## Texto mostrado
- - -

Lo cierto es que nuestro pobre nochero, que asume la voz narradora en esta novela breve e inabarcable —y hay que atender a esto de “inabarcable”—, se verá de pronto, justo cuando sus horas de guardia acariciaban su final, se verá, decía, envuelto en la misión más alucinada que médico alguno podría esperar: mantener con vida al hombre de acero, al gran Pinino. Herido a traición por el Pelado, herido con el verde vidrio del envase de una Heineken (nuestra kryptonita) clavado en su costado, nuestro héroe será llevado por el grupo de superamigos hasta el hospital donde, como bien dije, encontrarán como posible único salvador, al nochero. Lo que ocurra en ese hospital durante esa madrugada desaforada repleta de los mejores antihéroes —como era mi querido Gran Héroe Americano—, con guiños, tics, gestos que van de Carozo y Narizota a los lentos ochentosos, será una hermosa mescolanza ultra pop. Narración pura y libertaria.

Pero de todo aquello que podemos hablar hasta el cansancio sobre Kryptonita, lo que a mí más me ha conmovido, es, si se quiere, el carozo de la cuestión —que no Carozo y Narizota: como todos sabemos, el único elemento capaz de hacer mella en Superman es, precisamente, la kryptonita, los pedazos del planeta Kryptón que han caído a la Tierra junto con el héroe máximo. Es decir, son pedazos de su hogar, de su casa, lo único que puede destruirlo. Irse de casa como única salida, como única manera de sobrevivir. Al querido Pinino, al entrañable Nafta Súper, no le quedará más remedio que abandonar el barrio, la esquina, para poder, al fin, volar.

- - -

## Datos proporcionados
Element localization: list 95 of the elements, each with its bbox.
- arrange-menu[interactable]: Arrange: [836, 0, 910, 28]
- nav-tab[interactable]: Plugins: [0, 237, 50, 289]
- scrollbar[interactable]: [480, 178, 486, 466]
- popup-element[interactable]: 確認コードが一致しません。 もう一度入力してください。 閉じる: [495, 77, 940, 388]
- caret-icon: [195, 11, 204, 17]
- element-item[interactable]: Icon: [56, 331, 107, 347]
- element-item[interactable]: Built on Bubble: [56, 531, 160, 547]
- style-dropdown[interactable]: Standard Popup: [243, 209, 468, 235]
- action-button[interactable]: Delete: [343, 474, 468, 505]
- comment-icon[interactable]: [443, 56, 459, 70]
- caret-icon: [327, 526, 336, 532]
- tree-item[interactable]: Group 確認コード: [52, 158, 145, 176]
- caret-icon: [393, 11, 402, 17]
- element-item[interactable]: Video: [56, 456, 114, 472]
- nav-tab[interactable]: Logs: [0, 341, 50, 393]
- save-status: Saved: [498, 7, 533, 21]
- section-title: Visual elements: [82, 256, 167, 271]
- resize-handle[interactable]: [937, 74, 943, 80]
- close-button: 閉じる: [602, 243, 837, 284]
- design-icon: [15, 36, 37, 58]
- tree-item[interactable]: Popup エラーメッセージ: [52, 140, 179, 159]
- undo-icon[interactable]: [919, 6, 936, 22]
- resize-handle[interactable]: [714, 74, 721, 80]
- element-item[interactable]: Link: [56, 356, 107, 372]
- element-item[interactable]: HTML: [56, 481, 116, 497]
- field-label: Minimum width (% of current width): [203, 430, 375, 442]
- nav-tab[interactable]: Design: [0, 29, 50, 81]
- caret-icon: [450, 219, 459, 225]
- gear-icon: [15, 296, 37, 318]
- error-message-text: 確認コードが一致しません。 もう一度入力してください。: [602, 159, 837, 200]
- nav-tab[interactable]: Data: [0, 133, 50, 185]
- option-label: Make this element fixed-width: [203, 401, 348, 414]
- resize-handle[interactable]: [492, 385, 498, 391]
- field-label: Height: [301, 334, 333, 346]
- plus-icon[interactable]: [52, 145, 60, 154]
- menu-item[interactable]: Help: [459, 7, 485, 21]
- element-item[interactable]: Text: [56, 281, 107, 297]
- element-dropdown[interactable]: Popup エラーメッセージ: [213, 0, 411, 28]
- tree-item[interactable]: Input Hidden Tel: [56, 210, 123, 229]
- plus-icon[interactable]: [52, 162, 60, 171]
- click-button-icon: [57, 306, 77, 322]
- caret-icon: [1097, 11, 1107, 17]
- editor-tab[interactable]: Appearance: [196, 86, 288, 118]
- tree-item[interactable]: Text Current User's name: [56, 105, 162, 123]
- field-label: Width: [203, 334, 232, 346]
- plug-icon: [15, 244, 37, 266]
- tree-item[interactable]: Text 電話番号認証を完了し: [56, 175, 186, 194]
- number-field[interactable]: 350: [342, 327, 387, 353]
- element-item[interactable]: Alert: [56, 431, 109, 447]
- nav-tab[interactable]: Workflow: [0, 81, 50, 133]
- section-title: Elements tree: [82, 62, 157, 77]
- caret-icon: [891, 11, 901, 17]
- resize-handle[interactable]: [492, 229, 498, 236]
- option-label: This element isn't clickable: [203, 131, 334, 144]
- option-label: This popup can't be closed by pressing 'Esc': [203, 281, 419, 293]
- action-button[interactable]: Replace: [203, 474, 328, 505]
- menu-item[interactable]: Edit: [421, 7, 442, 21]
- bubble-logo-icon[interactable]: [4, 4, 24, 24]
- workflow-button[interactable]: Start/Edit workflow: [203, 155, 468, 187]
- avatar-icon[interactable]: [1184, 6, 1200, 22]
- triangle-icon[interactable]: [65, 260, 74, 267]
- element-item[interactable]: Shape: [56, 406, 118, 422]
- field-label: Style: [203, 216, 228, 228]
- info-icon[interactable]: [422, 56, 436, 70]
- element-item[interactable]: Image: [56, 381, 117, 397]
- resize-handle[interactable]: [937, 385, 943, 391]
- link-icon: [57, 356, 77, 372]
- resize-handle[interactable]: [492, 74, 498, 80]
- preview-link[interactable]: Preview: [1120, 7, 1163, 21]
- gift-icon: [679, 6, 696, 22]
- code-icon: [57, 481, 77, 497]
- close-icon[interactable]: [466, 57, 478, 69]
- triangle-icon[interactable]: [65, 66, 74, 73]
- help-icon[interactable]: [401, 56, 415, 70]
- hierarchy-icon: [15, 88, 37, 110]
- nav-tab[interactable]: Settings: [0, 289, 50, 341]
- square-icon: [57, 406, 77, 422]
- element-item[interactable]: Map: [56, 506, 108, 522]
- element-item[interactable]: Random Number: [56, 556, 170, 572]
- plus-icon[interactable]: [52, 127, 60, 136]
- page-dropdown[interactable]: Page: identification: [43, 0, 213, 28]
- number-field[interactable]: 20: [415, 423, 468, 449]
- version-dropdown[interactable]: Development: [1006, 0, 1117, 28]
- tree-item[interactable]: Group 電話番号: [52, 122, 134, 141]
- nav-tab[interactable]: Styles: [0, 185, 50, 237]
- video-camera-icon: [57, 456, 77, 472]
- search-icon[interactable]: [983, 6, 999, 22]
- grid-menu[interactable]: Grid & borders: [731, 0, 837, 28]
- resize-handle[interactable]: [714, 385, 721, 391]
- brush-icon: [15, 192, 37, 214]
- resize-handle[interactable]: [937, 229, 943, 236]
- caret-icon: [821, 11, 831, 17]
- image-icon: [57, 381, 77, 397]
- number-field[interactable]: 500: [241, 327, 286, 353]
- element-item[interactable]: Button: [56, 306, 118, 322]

- - -

## Tareas pendientes
1. Reproduce literalmente el pasaje del texto sobre la novela Kryptonita que comienza en "Pero de todo" y termina en "al fin, volar.".
2. Prosigue el texto sobre la novela Kryptonita a partir de su última oración.

## Respuestas por tarea
1.
Pero de todo aquello que podemos hablar hasta el cansancio sobre Kryptonita, lo que a mí más me ha conmovido, es, si se quiere, el carozo de la cuestión —que no Carozo y Narizota: como todos sabemos, el único elemento capaz de hacer mella en Superman es, precisamente, la kryptonita, los pedazos del planeta Kryptón que han caído a la Tierra junto con el héroe máximo. Es decir, son pedazos de su hogar, de su casa, lo único que puede destruirlo. Irse de casa como única salida, como única manera de sobrevivir. Al querido Pinino, al entrañable Nafta Súper, no le quedará más remedio que abandonar el barrio, la esquina, para poder, al fin, volar.

2.
Hace unos días, el inefable y malquerido Salvador Bilardo, dijo en una entrevista que Messi, Lionel Messi, no es otro que Superman. No está para nada errado Bilardo, aunque es de suponer que lo usó en otro sentido. Cuentan que Messi, para poder ser Messi, para poder ser el Superman que vemos cada semana haciendo estragos en el fútbol español, no tuvo más remedio que irse del país, de la Argentina —de su hogar, podría decir si quisiera ponerme solemne; pero no quiero—, porque aquí —en plena crisis de 2001/2002— no había quien pudiera bancarle el tratamiento médico que le ayudaría a robustecer su cuerpo. Esa necesaria partida, como no podía ser de otra manera, se ha constituido en un arma de doble filo. En ningún lado Messi es tan vulnerable como en su propia casa. En ningún lado se maltrata tanto a Superman como en Argentina. Ahí están, Messi, embolado en el Monumental, y en el otro extremo Pinino, agonizando en un hospital mugriento del Conurbano. Por suerte, aunque a nuestros héroes les cueste tanto quedarse en casa, nos queda a nosotros el consuelo de Oyola y de la narrativa fiestera y arrolladora de Kryptonita, para calzarnos el traje una vez más, sin manual de instrucciones, y salir a volar como sólo es capaz de hacerlo un nochero drogado.


Leído generosamente -y con mucho histrionismo- por el súper-amigo Mariano Quirós en la presentación de la novela en la 12da. Feria del Libro de Chaco.